(Records excerpted from a collection)
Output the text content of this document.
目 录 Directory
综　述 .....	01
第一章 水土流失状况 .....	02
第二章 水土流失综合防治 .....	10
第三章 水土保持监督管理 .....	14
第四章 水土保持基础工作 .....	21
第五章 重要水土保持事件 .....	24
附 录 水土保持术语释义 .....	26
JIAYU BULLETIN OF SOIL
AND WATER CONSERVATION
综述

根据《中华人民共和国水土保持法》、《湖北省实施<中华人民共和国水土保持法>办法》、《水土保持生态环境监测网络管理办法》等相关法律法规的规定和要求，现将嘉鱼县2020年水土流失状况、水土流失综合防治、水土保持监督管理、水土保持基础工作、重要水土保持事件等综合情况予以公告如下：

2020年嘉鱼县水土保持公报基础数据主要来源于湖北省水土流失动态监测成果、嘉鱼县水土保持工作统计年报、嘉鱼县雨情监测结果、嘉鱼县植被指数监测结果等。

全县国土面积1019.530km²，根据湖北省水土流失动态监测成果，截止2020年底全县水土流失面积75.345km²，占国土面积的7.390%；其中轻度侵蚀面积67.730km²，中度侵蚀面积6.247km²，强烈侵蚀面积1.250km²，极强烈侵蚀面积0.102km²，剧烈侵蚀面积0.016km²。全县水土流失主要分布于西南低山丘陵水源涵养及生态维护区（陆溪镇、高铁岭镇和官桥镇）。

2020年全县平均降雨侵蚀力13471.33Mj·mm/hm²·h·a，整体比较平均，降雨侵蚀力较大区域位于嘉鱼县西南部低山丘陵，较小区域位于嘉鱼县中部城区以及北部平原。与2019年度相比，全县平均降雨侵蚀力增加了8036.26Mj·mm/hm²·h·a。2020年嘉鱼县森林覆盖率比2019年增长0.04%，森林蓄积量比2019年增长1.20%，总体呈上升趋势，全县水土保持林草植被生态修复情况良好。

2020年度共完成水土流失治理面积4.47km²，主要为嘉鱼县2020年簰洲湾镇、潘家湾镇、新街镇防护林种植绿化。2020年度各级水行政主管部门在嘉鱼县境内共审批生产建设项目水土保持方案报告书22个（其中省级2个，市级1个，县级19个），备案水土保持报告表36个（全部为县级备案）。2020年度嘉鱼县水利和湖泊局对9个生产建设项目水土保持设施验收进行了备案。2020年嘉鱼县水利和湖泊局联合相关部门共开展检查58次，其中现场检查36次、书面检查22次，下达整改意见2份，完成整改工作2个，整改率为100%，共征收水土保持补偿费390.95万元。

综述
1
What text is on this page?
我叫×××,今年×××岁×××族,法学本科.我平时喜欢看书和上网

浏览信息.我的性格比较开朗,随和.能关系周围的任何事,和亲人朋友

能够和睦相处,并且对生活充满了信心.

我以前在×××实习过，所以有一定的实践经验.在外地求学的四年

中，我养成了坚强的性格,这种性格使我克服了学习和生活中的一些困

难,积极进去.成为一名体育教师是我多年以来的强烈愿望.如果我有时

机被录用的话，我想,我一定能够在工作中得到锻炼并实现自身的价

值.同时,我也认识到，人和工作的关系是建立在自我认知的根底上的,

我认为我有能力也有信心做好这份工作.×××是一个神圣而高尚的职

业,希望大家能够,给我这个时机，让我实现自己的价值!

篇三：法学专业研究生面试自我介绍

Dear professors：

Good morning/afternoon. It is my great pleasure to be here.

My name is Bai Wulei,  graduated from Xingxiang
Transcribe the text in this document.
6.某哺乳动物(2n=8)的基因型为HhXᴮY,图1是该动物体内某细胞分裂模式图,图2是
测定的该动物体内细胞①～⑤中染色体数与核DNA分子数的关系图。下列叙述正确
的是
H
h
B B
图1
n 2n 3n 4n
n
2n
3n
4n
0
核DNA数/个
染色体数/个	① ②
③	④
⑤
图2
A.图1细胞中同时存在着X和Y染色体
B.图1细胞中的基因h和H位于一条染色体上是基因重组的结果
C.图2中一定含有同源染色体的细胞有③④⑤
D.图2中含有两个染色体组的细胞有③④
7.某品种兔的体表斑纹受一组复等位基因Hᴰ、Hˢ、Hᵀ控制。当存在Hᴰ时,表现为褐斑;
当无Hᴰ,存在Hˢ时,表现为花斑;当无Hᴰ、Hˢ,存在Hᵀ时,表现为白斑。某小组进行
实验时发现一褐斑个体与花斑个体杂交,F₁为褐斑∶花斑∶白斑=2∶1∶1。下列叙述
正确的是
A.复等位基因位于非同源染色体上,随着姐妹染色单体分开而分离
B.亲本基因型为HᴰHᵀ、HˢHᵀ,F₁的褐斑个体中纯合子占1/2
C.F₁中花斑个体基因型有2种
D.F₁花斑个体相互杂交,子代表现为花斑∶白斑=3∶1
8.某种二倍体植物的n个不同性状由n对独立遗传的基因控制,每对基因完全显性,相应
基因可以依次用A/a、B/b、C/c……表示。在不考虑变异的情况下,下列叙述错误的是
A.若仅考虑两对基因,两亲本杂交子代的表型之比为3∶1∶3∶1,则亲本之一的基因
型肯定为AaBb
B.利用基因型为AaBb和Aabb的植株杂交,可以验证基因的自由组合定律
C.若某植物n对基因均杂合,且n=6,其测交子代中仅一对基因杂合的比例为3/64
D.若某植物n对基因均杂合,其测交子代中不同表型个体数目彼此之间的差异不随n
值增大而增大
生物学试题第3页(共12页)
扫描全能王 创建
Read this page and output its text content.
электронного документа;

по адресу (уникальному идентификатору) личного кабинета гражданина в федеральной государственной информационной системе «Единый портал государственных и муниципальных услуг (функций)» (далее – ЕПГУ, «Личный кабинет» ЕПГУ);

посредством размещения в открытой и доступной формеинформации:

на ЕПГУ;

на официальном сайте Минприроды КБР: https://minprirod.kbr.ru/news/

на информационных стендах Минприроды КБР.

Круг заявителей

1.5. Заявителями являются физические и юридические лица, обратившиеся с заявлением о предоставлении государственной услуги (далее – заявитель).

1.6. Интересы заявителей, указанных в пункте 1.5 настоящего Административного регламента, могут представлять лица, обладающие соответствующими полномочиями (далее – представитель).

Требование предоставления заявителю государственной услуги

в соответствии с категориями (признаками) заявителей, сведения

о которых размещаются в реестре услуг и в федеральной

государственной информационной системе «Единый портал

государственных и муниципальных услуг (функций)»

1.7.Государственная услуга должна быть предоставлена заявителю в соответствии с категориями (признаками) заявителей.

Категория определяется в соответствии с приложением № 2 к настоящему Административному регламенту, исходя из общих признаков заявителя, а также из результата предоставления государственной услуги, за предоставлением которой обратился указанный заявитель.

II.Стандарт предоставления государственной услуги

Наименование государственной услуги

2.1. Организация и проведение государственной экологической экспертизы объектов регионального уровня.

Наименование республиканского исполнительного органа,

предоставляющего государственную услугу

What you have to do >>
Copy out every line of the data that includes "заявителю".

Output >>
Требование предоставления заявителю государственной услуги
1.7.Государственная услуга должна быть предоставлена заявителю в соответствии с категориями (признаками) заявителей.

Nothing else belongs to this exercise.